### Problem details
Count the lines below that include the word "奋发进取的精神" and write that number alone.

### Available data
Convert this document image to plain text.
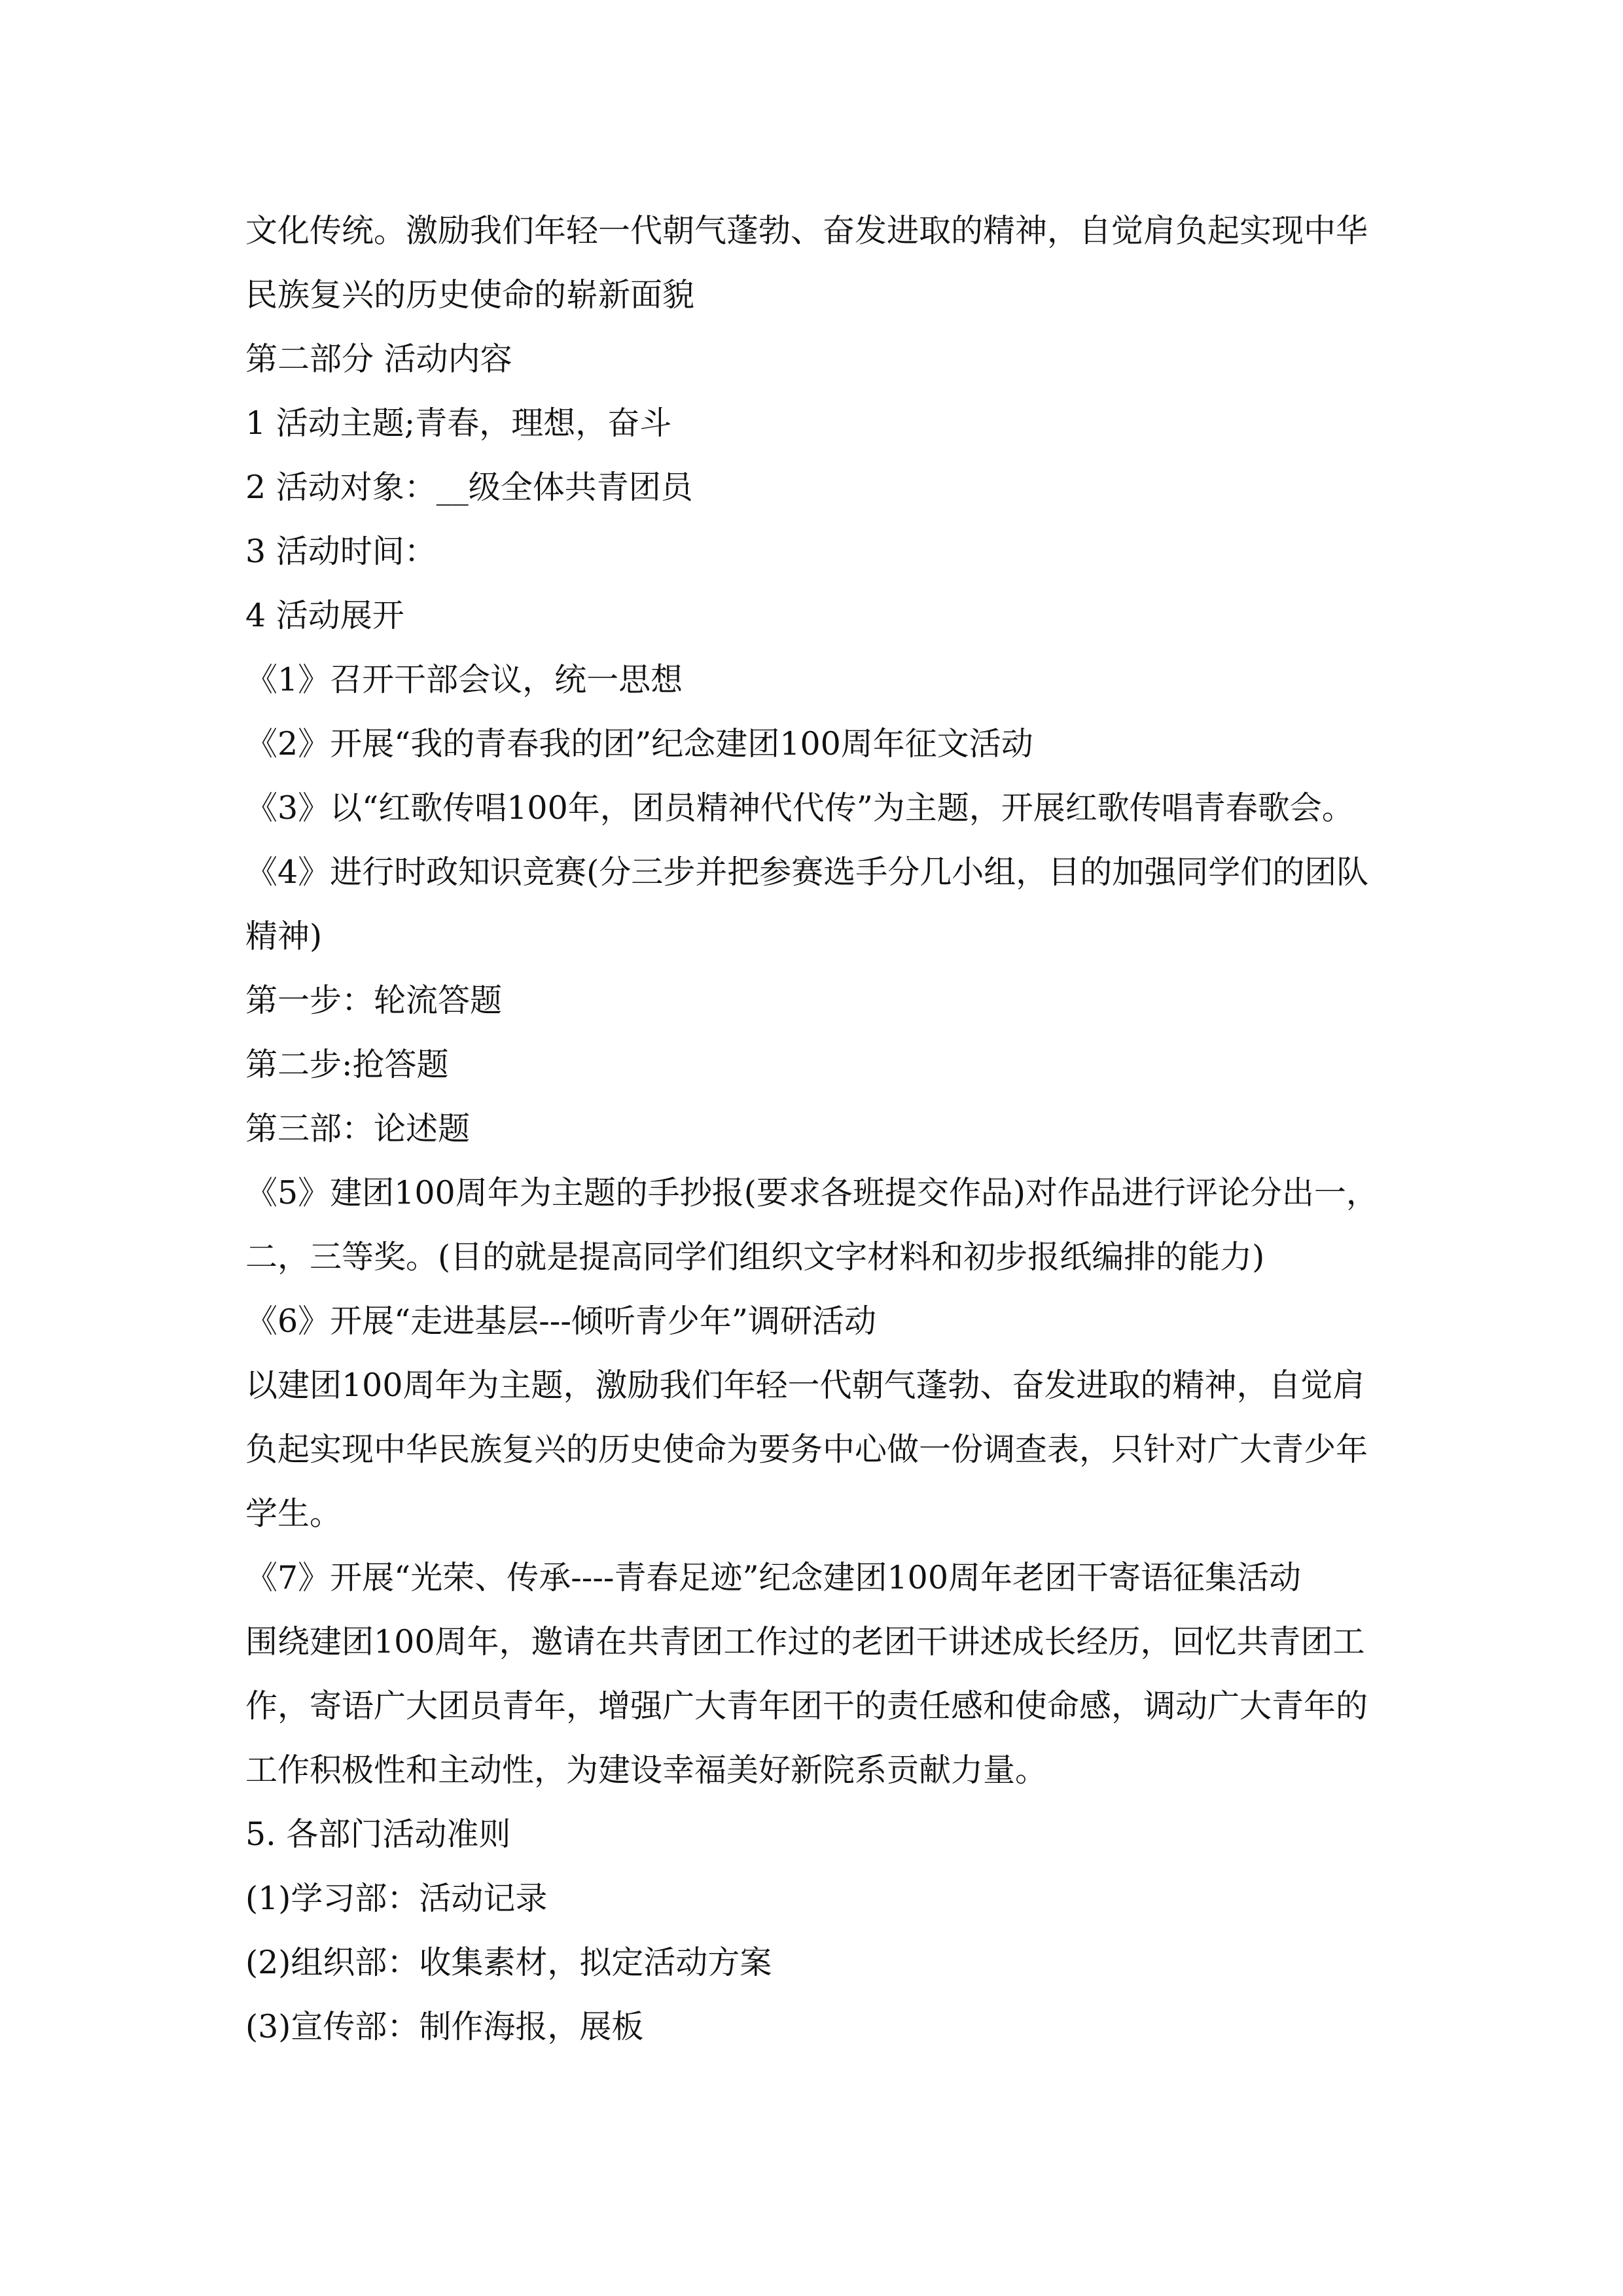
文化传统。激励我们年轻一代朝气蓬勃、奋发进取的精神，自觉肩负起实现中华
民族复兴的历史使命的崭新面貌
第二部分 活动内容
1 活动主题;青春，理想，奋斗
2 活动对象：__级全体共青团员
3 活动时间：
4 活动展开
《1》召开干部会议，统一思想
《2》开展“我的青春我的团”纪念建团100周年征文活动
《3》以“红歌传唱100年，团员精神代代传”为主题，开展红歌传唱青春歌会。
《4》进行时政知识竞赛(分三步并把参赛选手分几小组，目的加强同学们的团队
精神)
第一步：轮流答题
第二步:抢答题
第三部：论述题
《5》建团100周年为主题的手抄报(要求各班提交作品)对作品进行评论分出一，
二，三等奖。(目的就是提高同学们组织文字材料和初步报纸编排的能力)
《6》开展“走进基层---倾听青少年”调研活动
以建团100周年为主题，激励我们年轻一代朝气蓬勃、奋发进取的精神，自觉肩
负起实现中华民族复兴的历史使命为要务中心做一份调查表，只针对广大青少年
学生。
《7》开展“光荣、传承----青春足迹”纪念建团100周年老团干寄语征集活动
围绕建团100周年，邀请在共青团工作过的老团干讲述成长经历，回忆共青团工
作，寄语广大团员青年，增强广大青年团干的责任感和使命感，调动广大青年的
工作积极性和主动性，为建设幸福美好新院系贡献力量。
5. 各部门活动准则
(1)学习部：活动记录
(2)组织部：收集素材，拟定活动方案
(3)宣传部：制作海报，展板
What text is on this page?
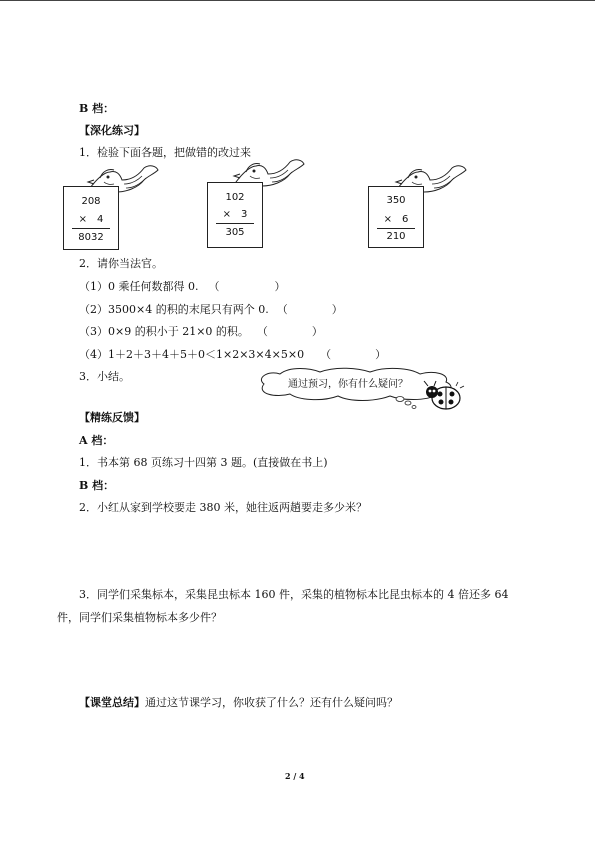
B 档：
【深化练习】
1．检验下面各题，把做错的改过来
208
×　4
8032
102
×　3
305
350
×　6
210
2．请你当法官。
（1）0 乘任何数都得 0. （　　　　　）
（2）3500×4 的积的末尾只有两个 0. （　　　　）
（3）0×9 的积小于 21×0 的积。 （　　　　）
（4）1＋2＋3＋4＋5＋0＜1×2×3×4×5×0 （　　　　）
3．小结。
通过预习，你有什么疑问？
【精练反馈】
A 档：
1．书本第 68 页练习十四第 3 题。(直接做在书上)
B 档：
2．小红从家到学校要走 380 米，她往返两趟要走多少米？
3．同学们采集标本，采集昆虫标本 160 件，采集的植物标本比昆虫标本的 4 倍还多 64
件，同学们采集植物标本多少件？
【课堂总结】通过这节课学习，你收获了什么？还有什么疑问吗？
2 / 4
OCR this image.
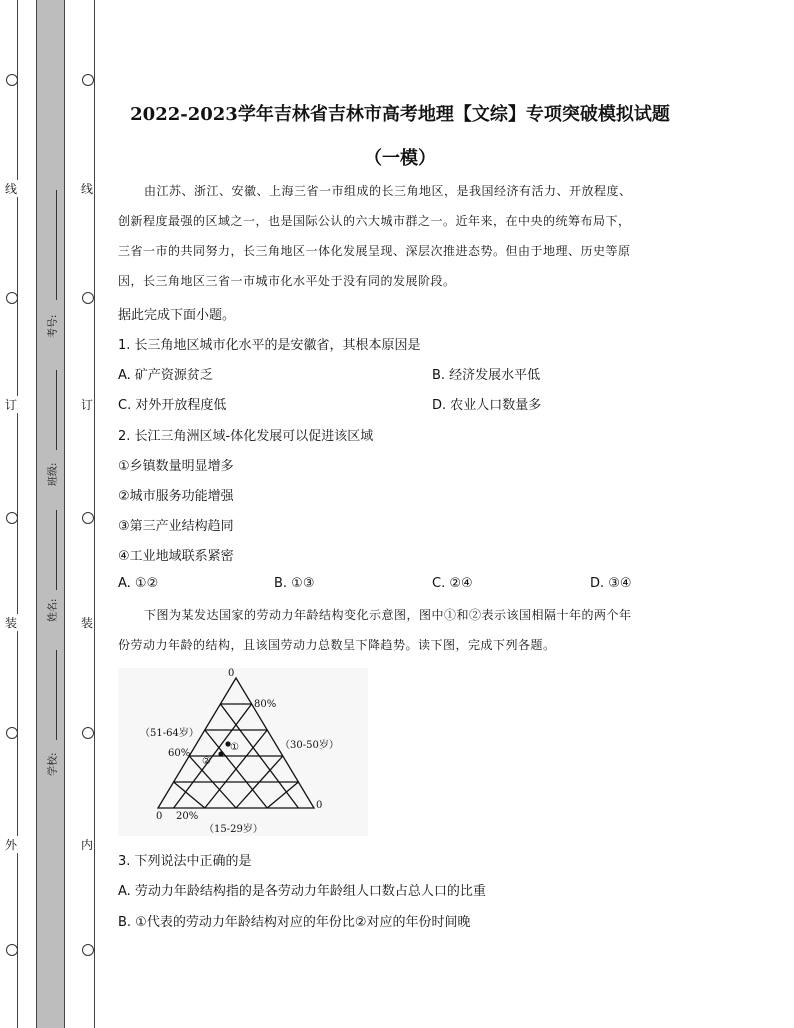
线
订
装
外
线
订
装
内
考号:
班级:
姓名:
学校:
2022-2023学年吉林省吉林市高考地理【文综】专项突破模拟试题
（一模）
由江苏、浙江、安徽、上海三省一市组成的长三角地区，是我国经济有活力、开放程度、
创新程度最强的区域之一，也是国际公认的六大城市群之一。近年来，在中央的统筹布局下，
三省一市的共同努力，长三角地区一体化发展呈现、深层次推进态势。但由于地理、历史等原
因，长三角地区三省一市城市化水平处于没有同的发展阶段。
据此完成下面小题。
1. 长三角地区城市化水平的是安徽省，其根本原因是
A. 矿产资源贫乏	B. 经济发展水平低
C. 对外开放程度低	D. 农业人口数量多
2. 长江三角洲区域-体化发展可以促进该区域
①乡镇数量明显增多
②城市服务功能增强
③第三产业结构趋同
④工业地域联系紧密
A. ①②	B. ①③	C. ②④	D. ③④
下图为某发达国家的劳动力年龄结构变化示意图，图中①和②表示该国相隔十年的两个年
份劳动力年龄的结构，且该国劳动力总数呈下降趋势。读下图，完成下列各题。
0
80%
60%
20%
0
0
（51-64岁）
（30-50岁）
（15-29岁）
①
②
3. 下列说法中正确的是
A. 劳动力年龄结构指的是各劳动力年龄组人口数占总人口的比重
B. ①代表的劳动力年龄结构对应的年份比②对应的年份时间晚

### The answer
2